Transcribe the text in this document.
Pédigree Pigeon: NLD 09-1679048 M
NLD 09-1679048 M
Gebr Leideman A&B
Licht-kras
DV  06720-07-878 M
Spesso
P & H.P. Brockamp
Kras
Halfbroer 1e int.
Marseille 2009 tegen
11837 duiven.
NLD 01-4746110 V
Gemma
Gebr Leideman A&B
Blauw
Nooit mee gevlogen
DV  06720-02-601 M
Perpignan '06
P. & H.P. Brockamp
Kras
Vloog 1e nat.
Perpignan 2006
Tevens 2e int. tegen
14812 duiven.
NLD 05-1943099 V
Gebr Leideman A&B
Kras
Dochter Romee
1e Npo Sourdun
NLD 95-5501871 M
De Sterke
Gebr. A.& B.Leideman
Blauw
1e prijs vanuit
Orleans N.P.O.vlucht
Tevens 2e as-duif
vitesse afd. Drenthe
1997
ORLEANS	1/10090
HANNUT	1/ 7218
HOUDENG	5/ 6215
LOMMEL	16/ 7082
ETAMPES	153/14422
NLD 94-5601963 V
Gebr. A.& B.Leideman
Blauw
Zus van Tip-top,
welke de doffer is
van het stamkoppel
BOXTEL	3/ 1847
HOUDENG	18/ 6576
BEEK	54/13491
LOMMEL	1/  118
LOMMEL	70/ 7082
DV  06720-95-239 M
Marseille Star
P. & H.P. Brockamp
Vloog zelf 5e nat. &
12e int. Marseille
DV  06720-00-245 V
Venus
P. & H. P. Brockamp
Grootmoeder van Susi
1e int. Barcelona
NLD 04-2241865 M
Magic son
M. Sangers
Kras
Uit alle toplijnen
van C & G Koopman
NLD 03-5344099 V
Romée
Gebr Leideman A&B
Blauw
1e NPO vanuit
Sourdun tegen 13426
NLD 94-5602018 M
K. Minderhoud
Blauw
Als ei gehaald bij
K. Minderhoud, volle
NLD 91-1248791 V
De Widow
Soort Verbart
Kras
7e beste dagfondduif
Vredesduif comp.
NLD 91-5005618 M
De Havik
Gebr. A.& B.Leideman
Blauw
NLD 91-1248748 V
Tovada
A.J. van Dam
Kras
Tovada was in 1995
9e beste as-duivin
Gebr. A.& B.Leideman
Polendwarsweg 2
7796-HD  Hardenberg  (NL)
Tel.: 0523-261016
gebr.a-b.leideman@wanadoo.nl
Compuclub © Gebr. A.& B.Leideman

_ _ _ _ _

Your objective: List each line of the records that holds the string "Marseille".

Task result:
Marseille 2009 tegen
Marseille Star
12e int. Marseille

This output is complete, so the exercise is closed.